Texto extraído
OC: O que os Jogos Olímpicos significam para você?

CL: Quando era um garoto sempre vi os Jogos Olímpicos de Inverno e de Verão pela TV. Para mim, o mundo todo parava durante os Jogos para ver os atletas competirem, em saber quem é o mais forte, de uma maneira pacífica. Ninguém falava sobre fome ou guerra. Todos paravam para ver os atletas. Isso chamou minha atenção e me fez querer ser parte disso. Não importa a sua origem, quem é você e de onde você vem, trata-se apenas da competição em uma maneira pacífica para saber quem é o mais forte. Aqueles 14 dias eram muito distintos para a minha vida, com todos concentrados em ver os Jogos pela TV.

Quando me classifiquei para os primeiros Jogos em Calgary 88 como brakeman, foi o melhor momento para mim além de competir, me lembro exatamente de esperar pela Cerimônia de Abertura. Estávamos na parte de fora do estádio, congelando, o termômetro marcava -20ºC, -25ºC. Tentávamos nos manter aquecidos a havia a Polícia Montada do Canadá que marchava para cima e para baixo tentando proteger os atletas do frio, mas o vento era tão forte que os policiais não conseguiam marchar para a frente. Ainda tenho a lembrança bem clara dos policiais a cavalo tentando manter o pessoal seguro. Eu estava congelando. Depois disso, o momento em que você desfila atrás da bandeira do seu país, é o melhor. Você tem tanto orgulho de si mesmo que é difícil explicar. Primeiro de tudo você pertence à família Olímpica, o sonho de uma vida, e o mundo todo espera e assiste você desfilar atrás da sua bandeira, as pessoas vibram...este sentimento é indescritível.

Dados para análise
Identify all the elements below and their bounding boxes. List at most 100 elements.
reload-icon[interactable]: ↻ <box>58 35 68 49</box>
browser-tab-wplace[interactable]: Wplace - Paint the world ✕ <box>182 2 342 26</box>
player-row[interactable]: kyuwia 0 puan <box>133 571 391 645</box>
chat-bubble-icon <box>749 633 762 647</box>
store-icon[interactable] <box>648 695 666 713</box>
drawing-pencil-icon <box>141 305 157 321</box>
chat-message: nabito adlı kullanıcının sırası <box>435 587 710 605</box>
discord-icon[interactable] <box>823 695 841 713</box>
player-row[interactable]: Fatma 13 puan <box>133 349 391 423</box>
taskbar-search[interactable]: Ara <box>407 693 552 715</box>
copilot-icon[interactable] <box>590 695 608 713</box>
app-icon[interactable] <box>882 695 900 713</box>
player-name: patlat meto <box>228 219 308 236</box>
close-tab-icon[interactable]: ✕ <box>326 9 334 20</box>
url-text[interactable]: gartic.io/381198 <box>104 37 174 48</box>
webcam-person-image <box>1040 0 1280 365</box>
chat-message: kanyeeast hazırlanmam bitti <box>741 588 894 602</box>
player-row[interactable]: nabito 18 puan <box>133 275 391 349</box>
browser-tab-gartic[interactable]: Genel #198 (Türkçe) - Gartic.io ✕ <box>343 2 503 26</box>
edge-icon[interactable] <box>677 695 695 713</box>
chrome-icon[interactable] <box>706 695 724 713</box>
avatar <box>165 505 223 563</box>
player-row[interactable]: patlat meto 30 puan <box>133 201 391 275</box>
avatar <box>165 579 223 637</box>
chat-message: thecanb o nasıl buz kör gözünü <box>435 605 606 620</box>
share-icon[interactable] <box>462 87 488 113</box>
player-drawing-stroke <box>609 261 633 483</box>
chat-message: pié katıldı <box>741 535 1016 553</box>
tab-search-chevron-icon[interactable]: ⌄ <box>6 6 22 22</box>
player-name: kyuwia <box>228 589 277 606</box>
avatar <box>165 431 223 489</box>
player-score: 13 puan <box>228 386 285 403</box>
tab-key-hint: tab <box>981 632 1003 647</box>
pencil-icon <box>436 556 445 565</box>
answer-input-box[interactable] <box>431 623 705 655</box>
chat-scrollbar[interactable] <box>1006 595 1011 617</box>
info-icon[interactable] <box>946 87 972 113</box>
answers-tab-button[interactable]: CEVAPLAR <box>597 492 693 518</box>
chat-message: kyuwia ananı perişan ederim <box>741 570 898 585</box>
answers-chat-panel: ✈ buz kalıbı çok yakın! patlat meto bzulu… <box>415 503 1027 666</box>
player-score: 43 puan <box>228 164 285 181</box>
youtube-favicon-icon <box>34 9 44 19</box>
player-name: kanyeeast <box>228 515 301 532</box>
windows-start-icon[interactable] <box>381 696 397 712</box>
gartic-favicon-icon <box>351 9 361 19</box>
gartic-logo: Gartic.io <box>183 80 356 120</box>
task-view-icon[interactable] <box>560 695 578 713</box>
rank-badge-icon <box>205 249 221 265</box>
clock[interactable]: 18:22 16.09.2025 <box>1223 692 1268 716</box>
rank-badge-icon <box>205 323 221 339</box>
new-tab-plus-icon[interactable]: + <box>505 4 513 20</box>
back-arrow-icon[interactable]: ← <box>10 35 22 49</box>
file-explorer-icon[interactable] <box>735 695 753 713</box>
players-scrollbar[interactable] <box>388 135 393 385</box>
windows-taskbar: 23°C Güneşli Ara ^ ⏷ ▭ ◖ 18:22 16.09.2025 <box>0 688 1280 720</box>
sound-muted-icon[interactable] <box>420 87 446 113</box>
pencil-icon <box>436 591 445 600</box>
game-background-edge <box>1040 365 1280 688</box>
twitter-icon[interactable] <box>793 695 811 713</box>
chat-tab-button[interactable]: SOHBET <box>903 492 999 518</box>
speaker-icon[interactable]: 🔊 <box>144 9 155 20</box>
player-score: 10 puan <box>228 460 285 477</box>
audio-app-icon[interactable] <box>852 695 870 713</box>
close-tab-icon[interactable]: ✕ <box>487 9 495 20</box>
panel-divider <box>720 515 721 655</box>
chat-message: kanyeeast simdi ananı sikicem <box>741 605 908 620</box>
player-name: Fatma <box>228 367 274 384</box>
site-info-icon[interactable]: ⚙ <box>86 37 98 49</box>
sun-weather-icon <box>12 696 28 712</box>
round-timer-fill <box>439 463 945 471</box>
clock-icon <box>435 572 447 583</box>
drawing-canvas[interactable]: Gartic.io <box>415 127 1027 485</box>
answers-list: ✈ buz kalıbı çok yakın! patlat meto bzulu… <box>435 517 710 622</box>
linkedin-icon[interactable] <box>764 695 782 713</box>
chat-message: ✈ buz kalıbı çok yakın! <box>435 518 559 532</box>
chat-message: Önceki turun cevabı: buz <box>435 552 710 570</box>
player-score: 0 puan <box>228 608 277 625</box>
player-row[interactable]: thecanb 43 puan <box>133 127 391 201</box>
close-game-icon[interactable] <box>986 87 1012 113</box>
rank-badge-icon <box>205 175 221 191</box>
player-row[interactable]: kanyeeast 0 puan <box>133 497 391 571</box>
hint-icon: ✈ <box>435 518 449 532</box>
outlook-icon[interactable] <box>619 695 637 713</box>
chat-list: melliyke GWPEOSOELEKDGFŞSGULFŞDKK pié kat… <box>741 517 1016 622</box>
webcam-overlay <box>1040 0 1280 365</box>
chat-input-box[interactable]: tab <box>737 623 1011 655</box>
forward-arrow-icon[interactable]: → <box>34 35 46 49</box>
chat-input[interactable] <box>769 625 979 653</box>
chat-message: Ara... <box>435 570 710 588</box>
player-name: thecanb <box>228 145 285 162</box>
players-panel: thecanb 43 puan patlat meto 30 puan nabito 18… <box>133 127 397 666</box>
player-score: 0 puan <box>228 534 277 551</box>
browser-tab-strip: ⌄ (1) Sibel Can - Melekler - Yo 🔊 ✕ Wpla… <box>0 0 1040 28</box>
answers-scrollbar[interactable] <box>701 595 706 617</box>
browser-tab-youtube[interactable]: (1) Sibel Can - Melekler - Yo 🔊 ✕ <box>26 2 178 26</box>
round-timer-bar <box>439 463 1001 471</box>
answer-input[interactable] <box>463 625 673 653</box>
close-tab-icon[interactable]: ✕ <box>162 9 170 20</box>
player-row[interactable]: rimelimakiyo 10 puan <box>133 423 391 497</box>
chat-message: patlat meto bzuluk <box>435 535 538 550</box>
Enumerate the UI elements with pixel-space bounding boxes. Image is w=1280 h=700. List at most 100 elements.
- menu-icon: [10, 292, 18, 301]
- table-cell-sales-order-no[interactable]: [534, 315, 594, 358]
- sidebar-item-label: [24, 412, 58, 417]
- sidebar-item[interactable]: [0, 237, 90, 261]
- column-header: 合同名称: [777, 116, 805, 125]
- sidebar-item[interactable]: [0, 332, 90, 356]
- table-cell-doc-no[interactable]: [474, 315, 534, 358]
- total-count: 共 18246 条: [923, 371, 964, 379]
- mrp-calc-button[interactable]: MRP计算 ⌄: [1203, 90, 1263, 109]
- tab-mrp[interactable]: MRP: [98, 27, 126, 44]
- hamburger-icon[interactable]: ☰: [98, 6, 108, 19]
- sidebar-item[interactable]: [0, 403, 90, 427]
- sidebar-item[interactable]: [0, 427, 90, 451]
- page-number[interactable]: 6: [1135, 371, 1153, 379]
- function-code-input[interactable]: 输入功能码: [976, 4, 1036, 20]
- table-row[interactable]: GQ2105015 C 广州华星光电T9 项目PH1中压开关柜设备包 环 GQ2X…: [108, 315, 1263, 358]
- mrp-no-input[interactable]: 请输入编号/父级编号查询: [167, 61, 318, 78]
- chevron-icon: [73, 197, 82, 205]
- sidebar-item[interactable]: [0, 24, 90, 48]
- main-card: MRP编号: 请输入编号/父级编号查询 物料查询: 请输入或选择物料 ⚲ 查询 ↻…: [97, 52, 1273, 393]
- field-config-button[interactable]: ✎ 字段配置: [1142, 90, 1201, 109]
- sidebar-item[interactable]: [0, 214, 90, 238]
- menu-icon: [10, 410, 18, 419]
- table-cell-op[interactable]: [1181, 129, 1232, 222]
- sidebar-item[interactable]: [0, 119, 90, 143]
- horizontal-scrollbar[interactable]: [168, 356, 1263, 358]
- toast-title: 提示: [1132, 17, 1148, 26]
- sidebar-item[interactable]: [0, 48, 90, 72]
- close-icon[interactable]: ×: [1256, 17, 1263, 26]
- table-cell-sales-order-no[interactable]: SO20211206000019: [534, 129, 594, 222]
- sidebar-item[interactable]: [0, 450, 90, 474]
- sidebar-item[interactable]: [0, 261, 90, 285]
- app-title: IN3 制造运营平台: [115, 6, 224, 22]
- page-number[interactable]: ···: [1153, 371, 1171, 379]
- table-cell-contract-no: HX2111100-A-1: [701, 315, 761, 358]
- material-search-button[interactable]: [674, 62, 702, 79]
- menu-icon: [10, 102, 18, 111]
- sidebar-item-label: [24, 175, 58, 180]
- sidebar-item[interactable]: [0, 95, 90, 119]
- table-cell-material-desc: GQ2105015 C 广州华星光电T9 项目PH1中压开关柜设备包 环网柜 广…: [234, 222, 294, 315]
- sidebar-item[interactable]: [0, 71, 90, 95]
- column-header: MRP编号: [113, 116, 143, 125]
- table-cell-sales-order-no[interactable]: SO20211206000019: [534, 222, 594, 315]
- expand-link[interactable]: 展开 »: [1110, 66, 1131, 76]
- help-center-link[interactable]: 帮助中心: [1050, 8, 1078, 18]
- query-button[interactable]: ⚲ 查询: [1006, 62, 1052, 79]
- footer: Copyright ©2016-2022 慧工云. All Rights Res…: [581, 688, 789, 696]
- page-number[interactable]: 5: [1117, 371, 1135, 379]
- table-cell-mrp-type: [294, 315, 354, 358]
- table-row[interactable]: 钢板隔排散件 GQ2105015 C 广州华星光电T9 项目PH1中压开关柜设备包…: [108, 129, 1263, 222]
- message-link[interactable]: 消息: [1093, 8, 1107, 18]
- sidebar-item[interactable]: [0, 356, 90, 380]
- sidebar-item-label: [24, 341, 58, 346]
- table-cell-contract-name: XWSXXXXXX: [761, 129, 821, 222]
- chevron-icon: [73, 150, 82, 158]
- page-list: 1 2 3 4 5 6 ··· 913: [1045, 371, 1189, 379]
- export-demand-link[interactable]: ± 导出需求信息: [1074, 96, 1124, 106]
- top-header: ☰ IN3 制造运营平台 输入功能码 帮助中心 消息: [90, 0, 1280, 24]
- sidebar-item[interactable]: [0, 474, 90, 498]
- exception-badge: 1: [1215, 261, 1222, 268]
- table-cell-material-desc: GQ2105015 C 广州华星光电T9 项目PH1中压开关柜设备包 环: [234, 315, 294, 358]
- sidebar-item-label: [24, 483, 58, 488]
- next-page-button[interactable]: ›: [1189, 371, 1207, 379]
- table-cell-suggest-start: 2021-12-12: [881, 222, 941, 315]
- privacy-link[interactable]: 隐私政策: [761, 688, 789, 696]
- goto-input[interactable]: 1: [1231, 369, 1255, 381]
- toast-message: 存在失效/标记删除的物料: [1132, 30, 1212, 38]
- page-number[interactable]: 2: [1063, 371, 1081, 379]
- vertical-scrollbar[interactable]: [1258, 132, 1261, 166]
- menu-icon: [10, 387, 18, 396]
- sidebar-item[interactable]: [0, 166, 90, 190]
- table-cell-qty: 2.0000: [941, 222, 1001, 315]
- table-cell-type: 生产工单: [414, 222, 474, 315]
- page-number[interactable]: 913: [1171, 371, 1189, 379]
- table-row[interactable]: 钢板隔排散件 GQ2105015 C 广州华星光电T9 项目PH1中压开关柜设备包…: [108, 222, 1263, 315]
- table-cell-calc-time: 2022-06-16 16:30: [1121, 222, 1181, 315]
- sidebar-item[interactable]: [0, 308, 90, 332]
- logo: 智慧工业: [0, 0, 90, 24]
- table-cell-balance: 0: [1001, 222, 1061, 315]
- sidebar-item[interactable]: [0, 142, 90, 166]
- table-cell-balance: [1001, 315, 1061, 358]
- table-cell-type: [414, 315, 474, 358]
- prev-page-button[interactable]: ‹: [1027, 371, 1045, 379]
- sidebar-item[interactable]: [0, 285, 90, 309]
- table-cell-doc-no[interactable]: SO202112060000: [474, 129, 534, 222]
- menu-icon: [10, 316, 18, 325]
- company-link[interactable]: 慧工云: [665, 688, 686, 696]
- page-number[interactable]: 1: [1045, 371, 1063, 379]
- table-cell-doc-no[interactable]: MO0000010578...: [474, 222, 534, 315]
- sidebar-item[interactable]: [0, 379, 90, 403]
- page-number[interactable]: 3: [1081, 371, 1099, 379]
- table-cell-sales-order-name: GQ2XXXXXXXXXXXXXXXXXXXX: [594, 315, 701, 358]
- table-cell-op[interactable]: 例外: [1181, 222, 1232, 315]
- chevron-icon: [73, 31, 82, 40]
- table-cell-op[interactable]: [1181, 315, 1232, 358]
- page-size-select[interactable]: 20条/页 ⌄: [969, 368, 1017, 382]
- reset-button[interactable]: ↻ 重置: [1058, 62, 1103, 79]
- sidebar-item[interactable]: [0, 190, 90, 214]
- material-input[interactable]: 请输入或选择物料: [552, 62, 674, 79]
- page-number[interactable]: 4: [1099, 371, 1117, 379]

Detalhes do exercício
Escreva a continuação do texto extraído sobre os Jogos Olímpicos, começando logo depois da última frase apresentada.

Resultado do exercício
OC: Como você explica o histórico de bons resultados da Alemanha no bobsled?

CL: Acredito ser resultado de todo o sistema esportivo desenvolvido aqui na Alemanha. Tudo aquilo que é esperado do atleta é refletido no sistema, é a consequência do treinamento que você tem que desempenhar, a atitude, o ambiente competitivo, além da ambição e determinação, tudo isso reflete no sistema esportivo. Na Alemanha temos um programa de apoio desde a juventude que dá o suporte necessário para você se desenvolver na sua modalidade, com uma estrutura bastante profissional em todos os níveis e, por fim, os atletas estão socialmente estabelecidos. Eles estão ou nas forças armadas ou na polícia. O sistema por si só dá a segurança para o atleta concentrar-se apenas nos treinos e não se preocupar com recursos financeiros ou outros aspectos da vida. Isso te deixa com a cabeça livre para poder competir.

OC: O que podemos esperar do bobsled em Beijing 2022? Há um atleta jovem do bobsled que você acha que as pessoas devem ficar de olho?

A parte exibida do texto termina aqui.